Set exercise: Return the data exactly, with all pictures removed.

Material to process:

[BEGIN]

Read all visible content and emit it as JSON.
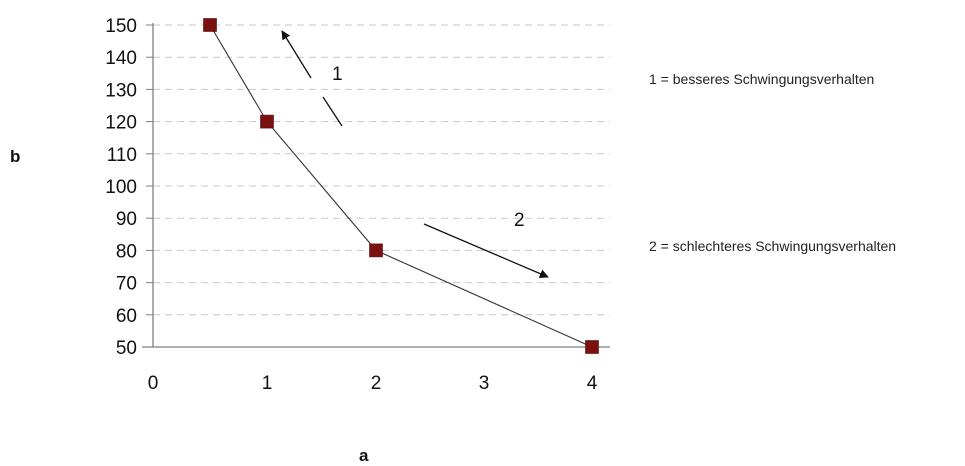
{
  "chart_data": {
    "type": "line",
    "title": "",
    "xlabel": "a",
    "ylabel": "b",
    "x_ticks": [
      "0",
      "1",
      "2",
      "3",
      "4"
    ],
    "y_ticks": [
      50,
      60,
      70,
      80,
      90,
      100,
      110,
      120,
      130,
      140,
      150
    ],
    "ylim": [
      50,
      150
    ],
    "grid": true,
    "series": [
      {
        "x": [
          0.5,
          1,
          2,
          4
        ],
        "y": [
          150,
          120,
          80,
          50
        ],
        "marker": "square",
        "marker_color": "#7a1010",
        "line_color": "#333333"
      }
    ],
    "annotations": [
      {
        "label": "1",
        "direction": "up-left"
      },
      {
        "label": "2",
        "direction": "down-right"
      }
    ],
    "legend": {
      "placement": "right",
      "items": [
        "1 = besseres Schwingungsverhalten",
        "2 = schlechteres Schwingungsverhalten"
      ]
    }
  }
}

[END]

Exercise response:
Read all visible content and emit it as JSON.
{
  "chart_data": {
    "type": "line",
    "title": "",
    "xlabel": "a",
    "ylabel": "b",
    "x_ticks": [
      "0",
      "1",
      "2",
      "3",
      "4"
    ],
    "y_ticks": [
      50,
      60,
      70,
      80,
      90,
      100,
      110,
      120,
      130,
      140,
      150
    ],
    "ylim": [
      50,
      150
    ],
    "grid": true,
    "series": [
      {
        "x": [
          0.5,
          1,
          2,
          4
        ],
        "y": [
          150,
          120,
          80,
          50
        ],
        "marker": "square",
        "marker_color": "#7a1010",
        "line_color": "#333333"
      }
    ],
    "annotations": [
      {
        "label": "1",
        "direction": "up-left"
      },
      {
        "label": "2",
        "direction": "down-right"
      }
    ],
    "legend": {
      "placement": "right",
      "items": [
        "1 = besseres Schwingungsverhalten",
        "2 = schlechteres Schwingungsverhalten"
      ]
    }
  }
}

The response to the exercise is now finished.